━━━━━ Material supplied

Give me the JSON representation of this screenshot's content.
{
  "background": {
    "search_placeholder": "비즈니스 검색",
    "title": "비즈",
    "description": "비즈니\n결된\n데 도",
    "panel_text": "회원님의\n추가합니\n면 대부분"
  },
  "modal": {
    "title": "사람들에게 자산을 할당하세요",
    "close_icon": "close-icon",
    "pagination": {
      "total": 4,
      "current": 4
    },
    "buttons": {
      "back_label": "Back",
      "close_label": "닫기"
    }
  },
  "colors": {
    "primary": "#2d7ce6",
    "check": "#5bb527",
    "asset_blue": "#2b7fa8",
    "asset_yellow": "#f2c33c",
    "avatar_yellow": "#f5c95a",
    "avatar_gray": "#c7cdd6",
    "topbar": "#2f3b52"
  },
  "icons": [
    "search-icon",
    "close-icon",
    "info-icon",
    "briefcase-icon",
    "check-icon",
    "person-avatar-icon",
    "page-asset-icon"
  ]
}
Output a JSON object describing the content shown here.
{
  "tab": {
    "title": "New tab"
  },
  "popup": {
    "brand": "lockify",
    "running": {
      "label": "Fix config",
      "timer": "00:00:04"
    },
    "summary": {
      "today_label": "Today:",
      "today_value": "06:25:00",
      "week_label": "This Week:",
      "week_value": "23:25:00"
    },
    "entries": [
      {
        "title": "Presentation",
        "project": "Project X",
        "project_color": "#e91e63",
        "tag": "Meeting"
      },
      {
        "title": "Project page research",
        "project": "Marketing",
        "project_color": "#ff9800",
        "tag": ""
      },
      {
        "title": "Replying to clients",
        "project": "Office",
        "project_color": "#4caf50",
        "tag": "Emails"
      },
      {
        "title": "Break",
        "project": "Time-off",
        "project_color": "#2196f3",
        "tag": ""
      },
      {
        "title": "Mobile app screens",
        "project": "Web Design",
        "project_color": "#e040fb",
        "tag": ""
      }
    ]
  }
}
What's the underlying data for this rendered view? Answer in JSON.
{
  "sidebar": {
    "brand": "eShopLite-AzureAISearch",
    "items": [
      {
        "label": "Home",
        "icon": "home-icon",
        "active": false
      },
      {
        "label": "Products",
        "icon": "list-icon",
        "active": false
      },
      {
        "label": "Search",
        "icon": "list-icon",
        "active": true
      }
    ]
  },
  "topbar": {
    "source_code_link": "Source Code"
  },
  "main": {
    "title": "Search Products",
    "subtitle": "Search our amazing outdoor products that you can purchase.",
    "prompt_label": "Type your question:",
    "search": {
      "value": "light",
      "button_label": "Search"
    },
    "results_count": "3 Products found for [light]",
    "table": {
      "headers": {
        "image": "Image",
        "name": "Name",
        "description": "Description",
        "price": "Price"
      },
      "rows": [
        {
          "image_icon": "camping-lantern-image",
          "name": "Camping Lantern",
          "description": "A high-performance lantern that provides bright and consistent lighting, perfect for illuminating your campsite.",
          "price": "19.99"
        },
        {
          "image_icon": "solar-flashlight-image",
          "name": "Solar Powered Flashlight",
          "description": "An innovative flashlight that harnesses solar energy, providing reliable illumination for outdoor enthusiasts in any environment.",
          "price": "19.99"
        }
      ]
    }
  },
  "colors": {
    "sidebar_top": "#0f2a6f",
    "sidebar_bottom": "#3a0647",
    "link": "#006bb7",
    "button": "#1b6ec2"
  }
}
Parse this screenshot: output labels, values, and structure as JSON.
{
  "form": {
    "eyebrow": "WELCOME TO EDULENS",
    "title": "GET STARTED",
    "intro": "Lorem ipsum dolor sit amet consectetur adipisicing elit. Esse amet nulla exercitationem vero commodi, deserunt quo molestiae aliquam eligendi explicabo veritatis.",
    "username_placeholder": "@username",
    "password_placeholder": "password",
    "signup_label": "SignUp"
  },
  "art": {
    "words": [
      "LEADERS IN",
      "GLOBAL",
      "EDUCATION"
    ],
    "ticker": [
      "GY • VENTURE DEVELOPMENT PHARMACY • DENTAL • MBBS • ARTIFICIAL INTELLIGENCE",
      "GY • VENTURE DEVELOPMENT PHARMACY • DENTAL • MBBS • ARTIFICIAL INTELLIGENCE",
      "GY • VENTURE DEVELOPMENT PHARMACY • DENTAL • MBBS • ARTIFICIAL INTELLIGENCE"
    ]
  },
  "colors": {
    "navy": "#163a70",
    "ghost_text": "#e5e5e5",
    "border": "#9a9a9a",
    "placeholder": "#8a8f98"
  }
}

━━━━━━━━━━

- [Requirement]:
Only lines with the word "screenshot" should be collected from the material.

- [Correct answer]:
Give me the JSON representation of this screenshot's content.
Parse this screenshot: output labels, values, and structure as JSON.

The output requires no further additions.